Update the entries below by changing every "swing-high-marker" to "peak-marker", leaving everything else as it is, and omit the pictures from your answer.

* start Supplied records *

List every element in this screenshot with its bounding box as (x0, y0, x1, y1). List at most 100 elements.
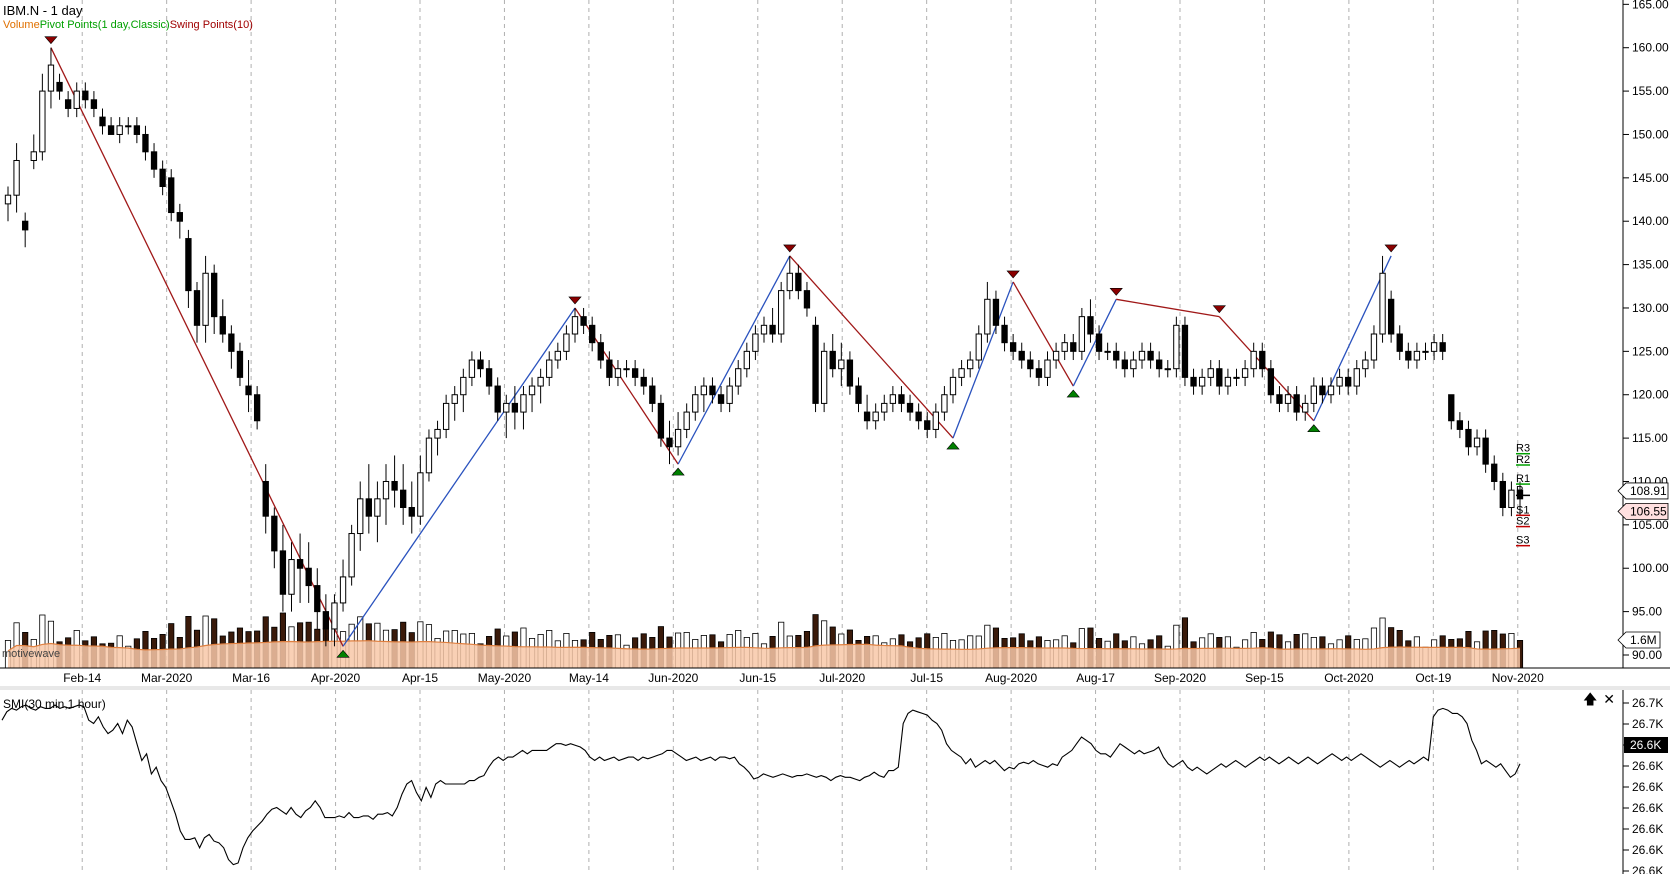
candle-body (322, 611, 330, 630)
swing-high-marker (1384, 244, 1398, 253)
candle-body (408, 507, 415, 517)
candle-body (1482, 437, 1489, 465)
candle-body (1190, 376, 1197, 387)
lower-tick-label: 26.6K (1632, 864, 1663, 874)
candle-body (511, 402, 519, 413)
pivot-label: R3 (1516, 443, 1530, 455)
last-price-box (1617, 503, 1669, 520)
lower-tick-label: 26.6K (1632, 780, 1663, 794)
price-tick-label: 150.00 (1632, 127, 1669, 141)
candle-body (1465, 428, 1472, 448)
volume-ma-tag: 1.6M (1617, 631, 1661, 649)
volume-ma-area (8, 640, 1520, 668)
price-tick-label: 95.00 (1632, 605, 1662, 619)
candle-body (606, 359, 613, 378)
swing-lines (50, 47, 1392, 647)
candle-body (872, 411, 879, 422)
candle-body (1087, 316, 1094, 335)
candle-body (1284, 394, 1292, 404)
price-pane[interactable] (0, 0, 1623, 668)
swing-high-marker (1109, 287, 1123, 296)
candle-body (941, 394, 948, 413)
swing-line (952, 281, 1014, 439)
candle-body (279, 550, 287, 595)
candle-body (898, 394, 905, 404)
candle-body (22, 220, 29, 231)
candle-body (683, 411, 690, 430)
candle-body (1336, 376, 1343, 387)
up-arrow-icon[interactable]: 🡅 (1583, 691, 1598, 707)
date-tick-label: Apr-15 (402, 671, 438, 685)
candle-body (288, 559, 295, 595)
swing-markers (44, 36, 1398, 658)
candle-body (563, 333, 570, 352)
chart-header: IBM.N - 1 day VolumePivot Points(1 day,C… (3, 3, 253, 31)
candle-body (485, 368, 493, 387)
price-tick-label: 140.00 (1632, 214, 1669, 228)
candle-body (726, 385, 733, 404)
lower-tick-label: 26.6K (1632, 801, 1663, 815)
swing-low-marker (1307, 424, 1321, 433)
candle-body (1052, 350, 1060, 361)
candle-body (133, 125, 141, 135)
date-tick-label: Aug-17 (1076, 671, 1115, 685)
candle-body (735, 368, 742, 387)
lower-tick-label: 26.7K (1632, 696, 1663, 710)
candle-body (451, 394, 458, 404)
symbol-title[interactable]: IBM.N - 1 day (3, 3, 83, 18)
candle-body (1250, 350, 1257, 370)
candle-body (1009, 342, 1017, 352)
volume-ma-line (7, 640, 1521, 652)
indicator-label-pivot[interactable]: Pivot Points(1 day,Classic) (39, 19, 170, 31)
candle-body (185, 238, 192, 292)
swing-high-marker (568, 296, 582, 305)
candle-body (889, 394, 897, 404)
swing-line (342, 307, 576, 647)
lower-tick-label: 26.6K (1632, 843, 1663, 857)
swing-line (1313, 255, 1392, 422)
lower-pane-title[interactable]: SMI(30 min,1 hour) (3, 697, 106, 711)
candle-body (924, 420, 931, 430)
swing-line (1116, 298, 1220, 318)
price-axis[interactable]: 90.0095.00100.00105.00110.00115.00120.00… (1623, 0, 1669, 662)
swing-low-marker (671, 467, 685, 476)
candle-body (1138, 350, 1146, 361)
candle-body (1422, 350, 1429, 353)
date-axis[interactable]: Feb-14 Mar-2020 Mar-16 Apr-2020 Apr-15 May-20… (63, 671, 1544, 685)
price-tick-label: 135.00 (1632, 258, 1669, 272)
swing-line (789, 255, 954, 439)
candle-body (494, 385, 501, 413)
candle-body (1439, 342, 1446, 352)
lower-axis[interactable]: 26.7K26.7K26.7K26.6K26.6K26.6K26.6K26.6K… (1623, 696, 1668, 874)
candle-body (1113, 350, 1120, 361)
indicator-labels: VolumePivot Points(1 day,Classic)Swing P… (3, 19, 253, 31)
candle-body (546, 359, 553, 378)
indicator-label-swing[interactable]: Swing Points(10) (169, 19, 253, 31)
swing-line (677, 255, 791, 465)
last-price-box (1617, 482, 1669, 500)
lower-pane-controls: 🡅 ✕ (1583, 692, 1615, 706)
candle-body (778, 290, 785, 335)
candle-body (1302, 402, 1309, 413)
candle-body (589, 324, 596, 344)
swing-low-marker (946, 441, 960, 450)
candle-body (838, 359, 845, 370)
candle-body (1181, 324, 1189, 378)
watermark: motivewave (2, 648, 61, 660)
swing-high-marker (44, 36, 58, 45)
pivot-label: R2 (1516, 454, 1530, 466)
candle-body (958, 368, 965, 378)
close-icon[interactable]: ✕ (1603, 691, 1616, 707)
candle-body (56, 81, 63, 92)
candle-body (1044, 359, 1051, 378)
candle-body (236, 350, 244, 378)
indicator-label-volume[interactable]: Volume (3, 19, 40, 31)
swing-line (1072, 299, 1117, 387)
swing-high-marker (1212, 305, 1226, 314)
date-tick-label: Apr-2020 (311, 671, 361, 685)
pane-separator[interactable] (0, 686, 1670, 690)
volume-moving-average (7, 640, 1521, 668)
date-tick-label: Aug-2020 (985, 671, 1037, 685)
candle-body (82, 90, 89, 101)
smi-series-line (1, 704, 1521, 866)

* end Supplied records *

* [The result]
List every element in this screenshot with its bounding box as (x0, y0, x1, y1). List at most 100 elements.
candle-body (322, 611, 330, 630)
peak-marker (1384, 244, 1398, 253)
candle-body (408, 507, 415, 517)
candle-body (1482, 437, 1489, 465)
candle-body (1190, 376, 1197, 387)
lower-tick-label: 26.6K (1632, 864, 1663, 874)
candle-body (511, 402, 519, 413)
pivot-label: R3 (1516, 443, 1530, 455)
last-price-box (1617, 503, 1669, 520)
lower-tick-label: 26.6K (1632, 780, 1663, 794)
price-tick-label: 150.00 (1632, 127, 1669, 141)
candle-body (1465, 428, 1472, 448)
volume-ma-tag: 1.6M (1617, 631, 1661, 649)
volume-ma-area (8, 640, 1520, 668)
price-tick-label: 95.00 (1632, 605, 1662, 619)
candle-body (606, 359, 613, 378)
swing-lines (50, 47, 1392, 647)
candle-body (872, 411, 879, 422)
candle-body (1087, 316, 1094, 335)
candle-body (1284, 394, 1292, 404)
price-pane[interactable] (0, 0, 1623, 668)
peak-marker (1109, 287, 1123, 296)
candle-body (941, 394, 948, 413)
swing-line (952, 281, 1014, 439)
candle-body (279, 550, 287, 595)
candle-body (898, 394, 905, 404)
candle-body (22, 220, 29, 231)
candle-body (683, 411, 690, 430)
candle-body (1336, 376, 1343, 387)
up-arrow-icon[interactable]: 🡅 (1583, 691, 1598, 707)
date-tick-label: Apr-15 (402, 671, 438, 685)
candle-body (288, 559, 295, 595)
swing-markers (44, 36, 1398, 658)
candle-body (563, 333, 570, 352)
chart-header: IBM.N - 1 day VolumePivot Points(1 day,C… (3, 3, 253, 31)
candle-body (485, 368, 493, 387)
price-tick-label: 140.00 (1632, 214, 1669, 228)
candle-body (726, 385, 733, 404)
lower-tick-label: 26.6K (1632, 801, 1663, 815)
swing-low-marker (1307, 424, 1321, 433)
candle-body (1052, 350, 1060, 361)
candle-body (133, 125, 141, 135)
date-tick-label: Aug-17 (1076, 671, 1115, 685)
candle-body (735, 368, 742, 387)
lower-tick-label: 26.7K (1632, 696, 1663, 710)
candle-body (451, 394, 458, 404)
symbol-title[interactable]: IBM.N - 1 day (3, 3, 83, 18)
candle-body (1250, 350, 1257, 370)
candle-body (1009, 342, 1017, 352)
volume-ma-line (7, 640, 1521, 652)
indicator-label-pivot[interactable]: Pivot Points(1 day,Classic) (39, 19, 170, 31)
candle-body (185, 238, 192, 292)
peak-marker (568, 296, 582, 305)
candle-body (889, 394, 897, 404)
swing-line (342, 307, 576, 647)
lower-tick-label: 26.6K (1632, 843, 1663, 857)
swing-line (1313, 255, 1392, 422)
lower-pane-title[interactable]: SMI(30 min,1 hour) (3, 697, 106, 711)
candle-body (924, 420, 931, 430)
swing-line (1116, 298, 1220, 318)
price-axis[interactable]: 90.0095.00100.00105.00110.00115.00120.00… (1623, 0, 1669, 662)
swing-low-marker (671, 467, 685, 476)
candle-body (1138, 350, 1146, 361)
candle-body (1422, 350, 1429, 353)
date-axis[interactable]: Feb-14 Mar-2020 Mar-16 Apr-2020 Apr-15 May-20… (63, 671, 1544, 685)
price-tick-label: 135.00 (1632, 258, 1669, 272)
swing-line (789, 255, 954, 439)
candle-body (494, 385, 501, 413)
candle-body (1439, 342, 1446, 352)
lower-axis[interactable]: 26.7K26.7K26.7K26.6K26.6K26.6K26.6K26.6K… (1623, 696, 1668, 874)
candle-body (1113, 350, 1120, 361)
indicator-labels: VolumePivot Points(1 day,Classic)Swing P… (3, 19, 253, 31)
candle-body (546, 359, 553, 378)
indicator-label-swing[interactable]: Swing Points(10) (169, 19, 253, 31)
swing-line (677, 255, 791, 465)
last-price-box (1617, 482, 1669, 500)
lower-pane-controls: 🡅 ✕ (1583, 692, 1615, 706)
candle-body (778, 290, 785, 335)
candle-body (1302, 402, 1309, 413)
candle-body (589, 324, 596, 344)
swing-low-marker (946, 441, 960, 450)
candle-body (838, 359, 845, 370)
candle-body (1181, 324, 1189, 378)
watermark: motivewave (2, 648, 61, 660)
peak-marker (44, 36, 58, 45)
pivot-label: R2 (1516, 454, 1530, 466)
candle-body (958, 368, 965, 378)
close-icon[interactable]: ✕ (1603, 691, 1616, 707)
candle-body (56, 81, 63, 92)
candle-body (1044, 359, 1051, 378)
candle-body (236, 350, 244, 378)
indicator-label-volume[interactable]: Volume (3, 19, 40, 31)
swing-line (1072, 299, 1117, 387)
peak-marker (1212, 305, 1226, 314)
date-tick-label: Apr-2020 (311, 671, 361, 685)
pane-separator[interactable] (0, 686, 1670, 690)
volume-moving-average (7, 640, 1521, 668)
date-tick-label: Aug-2020 (985, 671, 1037, 685)
candle-body (82, 90, 89, 101)
smi-series-line (1, 704, 1521, 866)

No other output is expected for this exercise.